**THE PROBLEM**: Return, from the material below, each line in which "Avoidance" occurs.
┏━━
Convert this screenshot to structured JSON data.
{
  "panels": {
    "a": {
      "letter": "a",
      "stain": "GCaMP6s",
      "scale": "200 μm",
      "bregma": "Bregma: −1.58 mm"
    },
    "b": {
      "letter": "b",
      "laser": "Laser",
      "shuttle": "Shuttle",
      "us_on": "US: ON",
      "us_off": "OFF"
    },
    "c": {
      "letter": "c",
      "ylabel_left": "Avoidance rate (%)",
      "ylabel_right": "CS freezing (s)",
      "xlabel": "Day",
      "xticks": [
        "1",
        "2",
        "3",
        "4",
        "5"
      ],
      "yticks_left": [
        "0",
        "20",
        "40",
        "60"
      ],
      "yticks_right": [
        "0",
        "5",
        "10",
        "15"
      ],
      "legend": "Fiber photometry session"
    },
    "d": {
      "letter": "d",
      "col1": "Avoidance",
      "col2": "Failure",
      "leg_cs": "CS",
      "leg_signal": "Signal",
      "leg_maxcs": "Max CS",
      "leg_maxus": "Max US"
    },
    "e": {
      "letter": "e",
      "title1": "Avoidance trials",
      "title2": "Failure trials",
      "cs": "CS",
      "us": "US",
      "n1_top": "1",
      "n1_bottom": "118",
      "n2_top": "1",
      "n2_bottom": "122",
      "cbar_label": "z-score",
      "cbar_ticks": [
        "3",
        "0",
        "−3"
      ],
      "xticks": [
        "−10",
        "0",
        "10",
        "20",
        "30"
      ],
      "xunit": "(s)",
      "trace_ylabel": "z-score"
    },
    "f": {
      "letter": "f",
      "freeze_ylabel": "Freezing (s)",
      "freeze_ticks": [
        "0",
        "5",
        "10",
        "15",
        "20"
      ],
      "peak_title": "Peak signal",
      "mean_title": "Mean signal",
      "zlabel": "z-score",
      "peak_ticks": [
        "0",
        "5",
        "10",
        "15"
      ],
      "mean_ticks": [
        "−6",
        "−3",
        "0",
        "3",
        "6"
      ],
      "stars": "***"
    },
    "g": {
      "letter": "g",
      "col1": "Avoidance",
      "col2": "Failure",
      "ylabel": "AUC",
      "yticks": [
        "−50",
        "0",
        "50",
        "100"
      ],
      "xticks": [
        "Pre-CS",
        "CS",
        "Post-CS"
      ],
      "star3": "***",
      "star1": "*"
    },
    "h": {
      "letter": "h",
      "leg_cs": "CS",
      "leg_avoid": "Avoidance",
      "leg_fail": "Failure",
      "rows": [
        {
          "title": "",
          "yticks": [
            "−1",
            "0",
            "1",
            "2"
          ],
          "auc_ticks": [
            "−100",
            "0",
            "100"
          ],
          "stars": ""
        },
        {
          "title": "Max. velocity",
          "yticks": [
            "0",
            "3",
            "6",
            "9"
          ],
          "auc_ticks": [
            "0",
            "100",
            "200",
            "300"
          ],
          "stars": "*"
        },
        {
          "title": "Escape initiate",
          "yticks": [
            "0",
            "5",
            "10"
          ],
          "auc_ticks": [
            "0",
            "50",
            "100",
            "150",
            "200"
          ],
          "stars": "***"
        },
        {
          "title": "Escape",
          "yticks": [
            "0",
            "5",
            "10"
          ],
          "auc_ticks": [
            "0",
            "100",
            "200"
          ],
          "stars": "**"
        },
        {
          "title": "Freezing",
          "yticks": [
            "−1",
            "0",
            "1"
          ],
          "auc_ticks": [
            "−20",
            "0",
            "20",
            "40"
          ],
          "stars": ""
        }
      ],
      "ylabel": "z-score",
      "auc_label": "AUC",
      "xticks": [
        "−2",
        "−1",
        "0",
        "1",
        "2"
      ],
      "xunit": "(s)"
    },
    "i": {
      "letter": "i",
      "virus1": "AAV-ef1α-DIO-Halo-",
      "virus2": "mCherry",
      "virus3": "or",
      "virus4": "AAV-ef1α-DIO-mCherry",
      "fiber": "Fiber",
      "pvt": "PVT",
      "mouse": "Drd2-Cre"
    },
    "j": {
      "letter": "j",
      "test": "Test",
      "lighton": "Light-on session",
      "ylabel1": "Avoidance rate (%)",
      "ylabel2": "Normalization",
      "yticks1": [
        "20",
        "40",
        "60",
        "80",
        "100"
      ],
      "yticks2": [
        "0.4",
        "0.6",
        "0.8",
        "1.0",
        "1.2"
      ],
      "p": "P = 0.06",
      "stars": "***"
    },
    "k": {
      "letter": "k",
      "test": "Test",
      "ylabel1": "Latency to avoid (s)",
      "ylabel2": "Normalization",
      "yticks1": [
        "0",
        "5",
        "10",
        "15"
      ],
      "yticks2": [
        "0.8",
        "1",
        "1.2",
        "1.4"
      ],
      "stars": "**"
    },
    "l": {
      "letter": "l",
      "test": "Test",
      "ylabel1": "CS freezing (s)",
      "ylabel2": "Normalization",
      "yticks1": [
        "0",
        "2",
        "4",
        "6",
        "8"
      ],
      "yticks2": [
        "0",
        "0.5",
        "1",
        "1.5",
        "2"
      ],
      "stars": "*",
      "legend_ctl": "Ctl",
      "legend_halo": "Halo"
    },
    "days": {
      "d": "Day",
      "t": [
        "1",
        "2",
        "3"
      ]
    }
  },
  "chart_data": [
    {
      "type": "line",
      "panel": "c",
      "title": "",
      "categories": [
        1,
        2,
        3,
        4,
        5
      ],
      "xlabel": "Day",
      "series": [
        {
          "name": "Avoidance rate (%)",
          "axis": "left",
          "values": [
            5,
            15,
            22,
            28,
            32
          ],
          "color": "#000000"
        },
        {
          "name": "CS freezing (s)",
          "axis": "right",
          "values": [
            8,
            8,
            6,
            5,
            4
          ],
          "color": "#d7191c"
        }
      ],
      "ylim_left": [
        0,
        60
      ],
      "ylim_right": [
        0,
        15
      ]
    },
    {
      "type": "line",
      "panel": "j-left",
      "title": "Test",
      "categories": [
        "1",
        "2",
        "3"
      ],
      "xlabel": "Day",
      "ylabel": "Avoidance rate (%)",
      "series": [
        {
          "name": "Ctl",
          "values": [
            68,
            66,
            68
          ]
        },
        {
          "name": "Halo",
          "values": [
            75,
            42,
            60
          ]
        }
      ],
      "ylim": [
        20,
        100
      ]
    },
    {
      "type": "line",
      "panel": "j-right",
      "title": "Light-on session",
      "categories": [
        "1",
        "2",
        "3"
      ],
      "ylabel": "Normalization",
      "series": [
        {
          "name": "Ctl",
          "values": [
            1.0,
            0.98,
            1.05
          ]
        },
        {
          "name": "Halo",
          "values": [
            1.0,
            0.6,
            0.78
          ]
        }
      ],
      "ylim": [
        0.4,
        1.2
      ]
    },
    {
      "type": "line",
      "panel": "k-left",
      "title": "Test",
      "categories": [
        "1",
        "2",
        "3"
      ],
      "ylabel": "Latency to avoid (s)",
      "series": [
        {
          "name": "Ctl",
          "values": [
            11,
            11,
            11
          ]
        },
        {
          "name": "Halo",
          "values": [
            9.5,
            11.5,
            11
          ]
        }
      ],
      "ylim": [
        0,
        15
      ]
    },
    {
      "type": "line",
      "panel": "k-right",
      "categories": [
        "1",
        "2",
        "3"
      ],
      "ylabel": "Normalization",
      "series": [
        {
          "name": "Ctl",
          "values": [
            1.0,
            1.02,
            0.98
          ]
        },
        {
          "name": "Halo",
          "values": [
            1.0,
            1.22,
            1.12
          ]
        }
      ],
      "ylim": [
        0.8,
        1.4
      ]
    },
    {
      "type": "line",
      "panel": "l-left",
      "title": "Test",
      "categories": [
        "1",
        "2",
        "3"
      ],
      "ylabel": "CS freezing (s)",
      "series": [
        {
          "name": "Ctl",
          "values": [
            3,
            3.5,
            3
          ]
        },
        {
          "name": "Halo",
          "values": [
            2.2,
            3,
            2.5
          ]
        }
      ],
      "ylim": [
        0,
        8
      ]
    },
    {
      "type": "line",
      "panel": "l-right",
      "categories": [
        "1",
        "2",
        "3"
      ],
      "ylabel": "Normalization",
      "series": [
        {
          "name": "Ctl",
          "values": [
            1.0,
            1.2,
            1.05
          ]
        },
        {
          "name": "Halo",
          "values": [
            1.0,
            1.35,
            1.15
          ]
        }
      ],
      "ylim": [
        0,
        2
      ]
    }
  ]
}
┗━━
**SOLUTION FOR THIS PROBLEM**:
      "ylabel_left": "Avoidance rate (%)",
      "col1": "Avoidance",
      "title1": "Avoidance trials",
      "col1": "Avoidance",
      "leg_avoid": "Avoidance",
      "ylabel1": "Avoidance rate (%)",
          "name": "Avoidance rate (%)",
      "ylabel": "Avoidance rate (%)",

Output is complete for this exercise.